>>>
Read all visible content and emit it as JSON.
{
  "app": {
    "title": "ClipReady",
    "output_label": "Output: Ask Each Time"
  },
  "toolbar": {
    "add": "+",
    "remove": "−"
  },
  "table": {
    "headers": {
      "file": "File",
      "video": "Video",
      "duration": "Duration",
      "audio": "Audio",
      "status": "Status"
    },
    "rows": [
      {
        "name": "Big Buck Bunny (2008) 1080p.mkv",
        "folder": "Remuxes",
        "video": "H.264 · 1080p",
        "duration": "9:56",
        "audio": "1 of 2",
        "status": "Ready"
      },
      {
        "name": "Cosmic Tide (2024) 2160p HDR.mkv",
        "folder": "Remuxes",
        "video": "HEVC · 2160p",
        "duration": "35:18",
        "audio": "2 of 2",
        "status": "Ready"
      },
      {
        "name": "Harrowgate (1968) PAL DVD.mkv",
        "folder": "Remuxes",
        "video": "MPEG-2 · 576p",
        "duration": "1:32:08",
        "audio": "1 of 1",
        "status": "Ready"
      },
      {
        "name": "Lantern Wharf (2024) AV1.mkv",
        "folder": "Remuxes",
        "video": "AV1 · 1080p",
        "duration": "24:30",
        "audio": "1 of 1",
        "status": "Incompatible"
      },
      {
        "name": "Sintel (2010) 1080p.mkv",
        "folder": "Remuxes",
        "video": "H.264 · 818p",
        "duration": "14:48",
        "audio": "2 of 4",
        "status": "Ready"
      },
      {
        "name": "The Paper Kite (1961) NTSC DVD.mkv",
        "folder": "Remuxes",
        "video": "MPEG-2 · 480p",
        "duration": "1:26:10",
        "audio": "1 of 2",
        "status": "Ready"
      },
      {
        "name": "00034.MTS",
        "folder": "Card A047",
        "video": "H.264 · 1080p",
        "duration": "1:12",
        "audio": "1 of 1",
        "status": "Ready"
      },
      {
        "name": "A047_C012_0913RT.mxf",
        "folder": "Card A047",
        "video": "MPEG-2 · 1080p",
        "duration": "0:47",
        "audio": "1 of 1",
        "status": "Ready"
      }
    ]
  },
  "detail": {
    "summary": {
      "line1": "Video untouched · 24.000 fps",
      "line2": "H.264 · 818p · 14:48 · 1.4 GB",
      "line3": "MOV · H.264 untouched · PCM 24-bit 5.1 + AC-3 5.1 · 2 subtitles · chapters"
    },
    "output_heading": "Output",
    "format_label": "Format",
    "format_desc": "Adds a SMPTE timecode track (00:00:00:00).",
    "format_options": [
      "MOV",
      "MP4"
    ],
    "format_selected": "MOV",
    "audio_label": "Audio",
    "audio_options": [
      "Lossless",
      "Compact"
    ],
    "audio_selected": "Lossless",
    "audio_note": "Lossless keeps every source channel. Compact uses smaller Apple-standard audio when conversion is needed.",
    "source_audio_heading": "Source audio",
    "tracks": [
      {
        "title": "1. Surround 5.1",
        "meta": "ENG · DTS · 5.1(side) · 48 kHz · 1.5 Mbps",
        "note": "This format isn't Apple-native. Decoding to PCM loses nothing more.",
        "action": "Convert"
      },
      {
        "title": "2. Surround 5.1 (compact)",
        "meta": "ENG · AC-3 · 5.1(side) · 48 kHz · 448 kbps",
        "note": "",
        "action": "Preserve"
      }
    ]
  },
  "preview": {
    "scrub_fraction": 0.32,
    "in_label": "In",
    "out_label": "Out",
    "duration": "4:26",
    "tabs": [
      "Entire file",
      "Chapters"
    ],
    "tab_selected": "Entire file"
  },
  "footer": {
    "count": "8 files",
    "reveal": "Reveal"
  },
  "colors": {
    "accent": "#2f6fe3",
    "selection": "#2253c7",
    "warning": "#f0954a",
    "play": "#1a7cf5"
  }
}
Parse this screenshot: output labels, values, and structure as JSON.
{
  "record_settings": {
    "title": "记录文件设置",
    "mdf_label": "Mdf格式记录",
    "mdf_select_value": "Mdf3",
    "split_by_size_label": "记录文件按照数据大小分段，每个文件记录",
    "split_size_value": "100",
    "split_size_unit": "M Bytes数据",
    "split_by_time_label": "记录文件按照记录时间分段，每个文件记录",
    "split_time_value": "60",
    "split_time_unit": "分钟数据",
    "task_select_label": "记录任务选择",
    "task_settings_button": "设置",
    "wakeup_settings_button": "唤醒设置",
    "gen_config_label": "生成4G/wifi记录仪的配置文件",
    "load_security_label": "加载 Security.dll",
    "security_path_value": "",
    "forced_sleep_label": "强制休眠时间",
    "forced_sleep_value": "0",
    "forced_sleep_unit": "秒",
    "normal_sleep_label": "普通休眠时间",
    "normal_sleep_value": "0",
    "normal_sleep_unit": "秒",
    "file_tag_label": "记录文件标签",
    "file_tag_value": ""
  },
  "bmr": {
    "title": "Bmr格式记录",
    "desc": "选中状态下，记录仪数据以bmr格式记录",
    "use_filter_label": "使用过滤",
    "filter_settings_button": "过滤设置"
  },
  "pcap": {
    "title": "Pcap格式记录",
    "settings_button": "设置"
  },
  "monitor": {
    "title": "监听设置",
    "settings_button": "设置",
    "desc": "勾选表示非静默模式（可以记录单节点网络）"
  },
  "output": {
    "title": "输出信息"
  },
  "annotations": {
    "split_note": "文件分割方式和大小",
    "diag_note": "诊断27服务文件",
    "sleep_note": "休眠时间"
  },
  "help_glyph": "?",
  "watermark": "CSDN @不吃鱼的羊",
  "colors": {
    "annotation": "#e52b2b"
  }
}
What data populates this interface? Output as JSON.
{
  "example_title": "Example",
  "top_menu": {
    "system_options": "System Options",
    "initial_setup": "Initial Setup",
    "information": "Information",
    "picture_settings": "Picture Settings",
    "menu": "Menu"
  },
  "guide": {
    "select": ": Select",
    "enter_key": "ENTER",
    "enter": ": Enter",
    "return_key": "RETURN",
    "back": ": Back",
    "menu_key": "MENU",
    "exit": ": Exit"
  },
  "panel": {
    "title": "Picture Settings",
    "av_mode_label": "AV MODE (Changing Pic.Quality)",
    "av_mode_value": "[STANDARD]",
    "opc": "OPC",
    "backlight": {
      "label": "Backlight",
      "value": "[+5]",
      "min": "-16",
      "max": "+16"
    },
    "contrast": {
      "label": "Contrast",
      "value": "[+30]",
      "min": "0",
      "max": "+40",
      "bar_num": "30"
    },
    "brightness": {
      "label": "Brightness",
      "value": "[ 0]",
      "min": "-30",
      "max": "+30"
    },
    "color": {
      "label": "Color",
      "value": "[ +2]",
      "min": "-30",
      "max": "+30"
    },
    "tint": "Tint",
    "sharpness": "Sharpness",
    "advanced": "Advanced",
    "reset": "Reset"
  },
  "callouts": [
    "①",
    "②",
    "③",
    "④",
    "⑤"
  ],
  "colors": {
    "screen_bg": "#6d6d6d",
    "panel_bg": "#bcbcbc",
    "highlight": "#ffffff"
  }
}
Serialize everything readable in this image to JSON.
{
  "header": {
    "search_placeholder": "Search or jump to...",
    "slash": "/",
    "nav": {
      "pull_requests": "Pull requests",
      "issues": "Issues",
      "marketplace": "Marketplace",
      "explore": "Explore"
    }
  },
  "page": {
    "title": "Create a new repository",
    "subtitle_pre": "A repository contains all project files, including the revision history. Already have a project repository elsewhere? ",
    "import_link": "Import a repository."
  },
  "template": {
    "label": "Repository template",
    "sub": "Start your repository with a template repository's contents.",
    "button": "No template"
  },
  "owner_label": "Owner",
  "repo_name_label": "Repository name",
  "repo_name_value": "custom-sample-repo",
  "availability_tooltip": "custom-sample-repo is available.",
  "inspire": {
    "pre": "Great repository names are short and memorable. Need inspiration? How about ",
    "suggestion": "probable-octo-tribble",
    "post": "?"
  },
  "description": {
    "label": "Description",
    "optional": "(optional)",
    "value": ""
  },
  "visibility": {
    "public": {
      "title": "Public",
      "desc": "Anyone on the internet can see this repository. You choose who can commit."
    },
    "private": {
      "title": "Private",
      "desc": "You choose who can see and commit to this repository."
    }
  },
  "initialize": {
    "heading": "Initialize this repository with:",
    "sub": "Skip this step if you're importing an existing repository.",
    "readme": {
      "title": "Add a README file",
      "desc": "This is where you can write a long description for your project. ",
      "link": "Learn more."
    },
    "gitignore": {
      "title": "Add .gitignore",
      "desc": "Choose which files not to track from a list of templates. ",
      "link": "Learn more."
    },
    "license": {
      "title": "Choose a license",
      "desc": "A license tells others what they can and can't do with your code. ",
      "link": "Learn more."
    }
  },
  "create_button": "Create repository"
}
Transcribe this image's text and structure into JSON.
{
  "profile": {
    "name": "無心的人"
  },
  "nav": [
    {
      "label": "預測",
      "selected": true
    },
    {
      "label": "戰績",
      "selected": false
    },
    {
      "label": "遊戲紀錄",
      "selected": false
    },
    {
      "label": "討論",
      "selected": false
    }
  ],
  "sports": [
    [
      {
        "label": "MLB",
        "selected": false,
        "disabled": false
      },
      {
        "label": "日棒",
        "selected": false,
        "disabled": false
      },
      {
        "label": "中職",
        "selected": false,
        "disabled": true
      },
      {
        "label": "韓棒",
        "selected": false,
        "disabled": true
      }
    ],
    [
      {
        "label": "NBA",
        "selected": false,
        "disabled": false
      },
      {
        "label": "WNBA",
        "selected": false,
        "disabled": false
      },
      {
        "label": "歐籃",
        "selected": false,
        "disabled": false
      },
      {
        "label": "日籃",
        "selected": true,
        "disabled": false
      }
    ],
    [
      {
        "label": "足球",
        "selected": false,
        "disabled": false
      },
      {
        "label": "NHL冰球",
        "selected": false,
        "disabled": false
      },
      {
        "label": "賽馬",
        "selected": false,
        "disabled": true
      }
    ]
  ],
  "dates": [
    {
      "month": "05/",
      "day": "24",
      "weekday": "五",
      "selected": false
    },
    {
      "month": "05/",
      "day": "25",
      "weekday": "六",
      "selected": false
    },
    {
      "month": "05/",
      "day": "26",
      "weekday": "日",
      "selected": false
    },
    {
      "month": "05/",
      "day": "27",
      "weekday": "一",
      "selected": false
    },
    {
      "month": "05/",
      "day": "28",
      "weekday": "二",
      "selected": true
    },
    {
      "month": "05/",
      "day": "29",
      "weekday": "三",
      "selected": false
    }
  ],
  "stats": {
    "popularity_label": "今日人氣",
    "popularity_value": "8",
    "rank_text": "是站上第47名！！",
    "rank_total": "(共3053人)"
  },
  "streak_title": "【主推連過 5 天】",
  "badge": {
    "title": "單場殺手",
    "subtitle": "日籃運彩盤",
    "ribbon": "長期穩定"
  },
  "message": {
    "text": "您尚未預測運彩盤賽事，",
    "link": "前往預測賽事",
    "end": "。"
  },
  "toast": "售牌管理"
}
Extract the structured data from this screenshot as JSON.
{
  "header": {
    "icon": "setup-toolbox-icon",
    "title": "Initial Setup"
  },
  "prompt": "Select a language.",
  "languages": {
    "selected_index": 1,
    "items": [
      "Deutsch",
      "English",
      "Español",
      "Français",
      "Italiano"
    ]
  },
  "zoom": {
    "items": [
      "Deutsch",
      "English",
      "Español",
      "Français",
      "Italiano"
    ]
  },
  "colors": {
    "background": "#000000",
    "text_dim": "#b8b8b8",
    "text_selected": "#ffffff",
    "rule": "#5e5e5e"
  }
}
<<<
Only the lines from the one that contains "Extract the structured" through the last line should be repeated, each exactly as it stands, with both ends included.

* _Response_:
Extract the structured data from this screenshot as JSON.
{
  "header": {
    "icon": "setup-toolbox-icon",
    "title": "Initial Setup"
  },
  "prompt": "Select a language.",
  "languages": {
    "selected_index": 1,
    "items": [
      "Deutsch",
      "English",
      "Español",
      "Français",
      "Italiano"
    ]
  },
  "zoom": {
    "items": [
      "Deutsch",
      "English",
      "Español",
      "Français",
      "Italiano"
    ]
  },
  "colors": {
    "background": "#000000",
    "text_dim": "#b8b8b8",
    "text_selected": "#ffffff",
    "rule": "#5e5e5e"
  }
}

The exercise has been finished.